GIVEN INSTRUCTION :: Retype nothing but the lines running from the line that contains "Give me a plain-text" to the last line, both ends included, and skip every image.
============
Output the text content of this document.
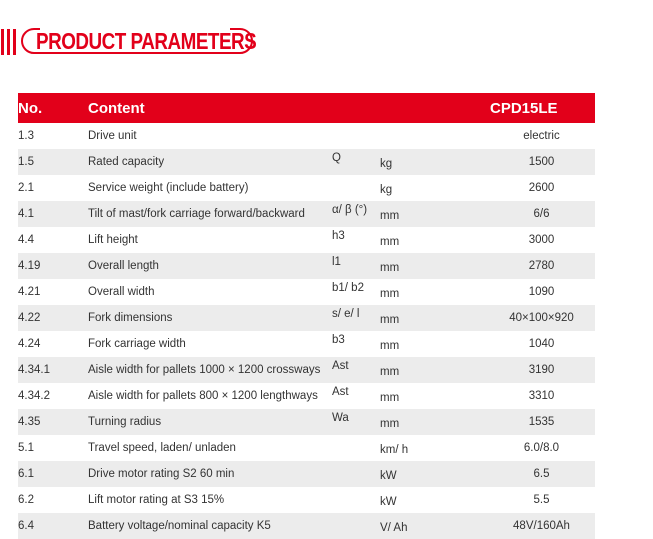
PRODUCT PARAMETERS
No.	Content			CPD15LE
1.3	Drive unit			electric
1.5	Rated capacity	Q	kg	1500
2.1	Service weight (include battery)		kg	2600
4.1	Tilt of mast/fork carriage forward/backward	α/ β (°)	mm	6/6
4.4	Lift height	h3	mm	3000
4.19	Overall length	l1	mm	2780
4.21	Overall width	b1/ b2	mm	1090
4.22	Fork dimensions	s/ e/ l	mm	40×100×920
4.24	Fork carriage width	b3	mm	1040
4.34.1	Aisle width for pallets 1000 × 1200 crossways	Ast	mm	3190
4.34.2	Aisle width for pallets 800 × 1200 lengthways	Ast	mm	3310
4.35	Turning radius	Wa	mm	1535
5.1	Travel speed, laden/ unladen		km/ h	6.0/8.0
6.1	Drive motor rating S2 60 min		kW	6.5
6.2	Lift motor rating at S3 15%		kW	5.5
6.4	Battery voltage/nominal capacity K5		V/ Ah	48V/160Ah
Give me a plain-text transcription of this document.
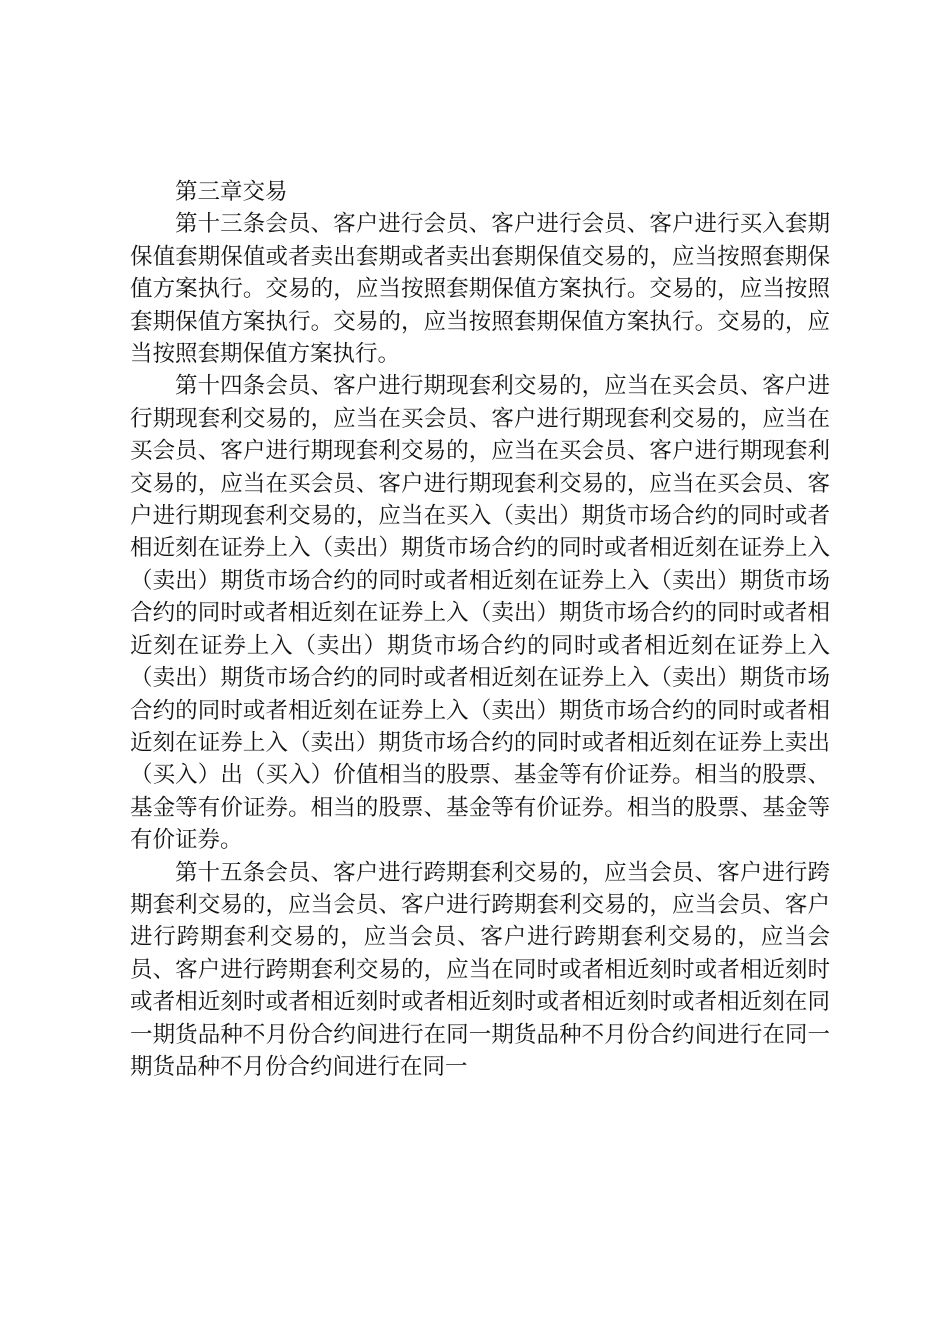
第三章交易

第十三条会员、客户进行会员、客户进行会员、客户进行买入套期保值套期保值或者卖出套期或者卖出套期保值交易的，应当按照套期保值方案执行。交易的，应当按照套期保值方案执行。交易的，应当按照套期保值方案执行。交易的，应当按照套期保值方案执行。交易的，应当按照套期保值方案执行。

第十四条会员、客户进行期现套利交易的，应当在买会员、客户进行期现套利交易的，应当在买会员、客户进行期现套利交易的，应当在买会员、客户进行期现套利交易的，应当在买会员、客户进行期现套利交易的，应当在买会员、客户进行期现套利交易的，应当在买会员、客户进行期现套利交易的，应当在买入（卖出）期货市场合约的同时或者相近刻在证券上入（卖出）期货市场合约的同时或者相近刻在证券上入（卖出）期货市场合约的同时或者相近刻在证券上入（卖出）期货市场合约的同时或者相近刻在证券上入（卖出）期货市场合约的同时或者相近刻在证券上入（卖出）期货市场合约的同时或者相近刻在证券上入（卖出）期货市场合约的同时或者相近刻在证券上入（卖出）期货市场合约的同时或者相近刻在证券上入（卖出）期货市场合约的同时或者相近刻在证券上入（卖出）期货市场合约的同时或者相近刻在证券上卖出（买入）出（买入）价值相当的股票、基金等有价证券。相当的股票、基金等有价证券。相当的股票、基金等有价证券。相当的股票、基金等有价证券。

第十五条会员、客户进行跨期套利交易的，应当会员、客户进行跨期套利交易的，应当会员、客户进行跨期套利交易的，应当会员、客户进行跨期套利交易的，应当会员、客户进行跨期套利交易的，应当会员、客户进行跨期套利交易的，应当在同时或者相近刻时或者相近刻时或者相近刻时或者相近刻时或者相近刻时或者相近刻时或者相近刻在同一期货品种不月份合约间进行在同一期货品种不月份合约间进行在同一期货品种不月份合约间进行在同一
============
RESPONSE TO THE TASK ::
Give me a plain-text transcription of this document.
第三章交易

第十三条会员、客户进行会员、客户进行会员、客户进行买入套期保值套期保值或者卖出套期或者卖出套期保值交易的，应当按照套期保值方案执行。交易的，应当按照套期保值方案执行。交易的，应当按照套期保值方案执行。交易的，应当按照套期保值方案执行。交易的，应当按照套期保值方案执行。

第十四条会员、客户进行期现套利交易的，应当在买会员、客户进行期现套利交易的，应当在买会员、客户进行期现套利交易的，应当在买会员、客户进行期现套利交易的，应当在买会员、客户进行期现套利交易的，应当在买会员、客户进行期现套利交易的，应当在买会员、客户进行期现套利交易的，应当在买入（卖出）期货市场合约的同时或者相近刻在证券上入（卖出）期货市场合约的同时或者相近刻在证券上入（卖出）期货市场合约的同时或者相近刻在证券上入（卖出）期货市场合约的同时或者相近刻在证券上入（卖出）期货市场合约的同时或者相近刻在证券上入（卖出）期货市场合约的同时或者相近刻在证券上入（卖出）期货市场合约的同时或者相近刻在证券上入（卖出）期货市场合约的同时或者相近刻在证券上入（卖出）期货市场合约的同时或者相近刻在证券上入（卖出）期货市场合约的同时或者相近刻在证券上卖出（买入）出（买入）价值相当的股票、基金等有价证券。相当的股票、基金等有价证券。相当的股票、基金等有价证券。相当的股票、基金等有价证券。

第十五条会员、客户进行跨期套利交易的，应当会员、客户进行跨期套利交易的，应当会员、客户进行跨期套利交易的，应当会员、客户进行跨期套利交易的，应当会员、客户进行跨期套利交易的，应当会员、客户进行跨期套利交易的，应当在同时或者相近刻时或者相近刻时或者相近刻时或者相近刻时或者相近刻时或者相近刻时或者相近刻在同一期货品种不月份合约间进行在同一期货品种不月份合约间进行在同一期货品种不月份合约间进行在同一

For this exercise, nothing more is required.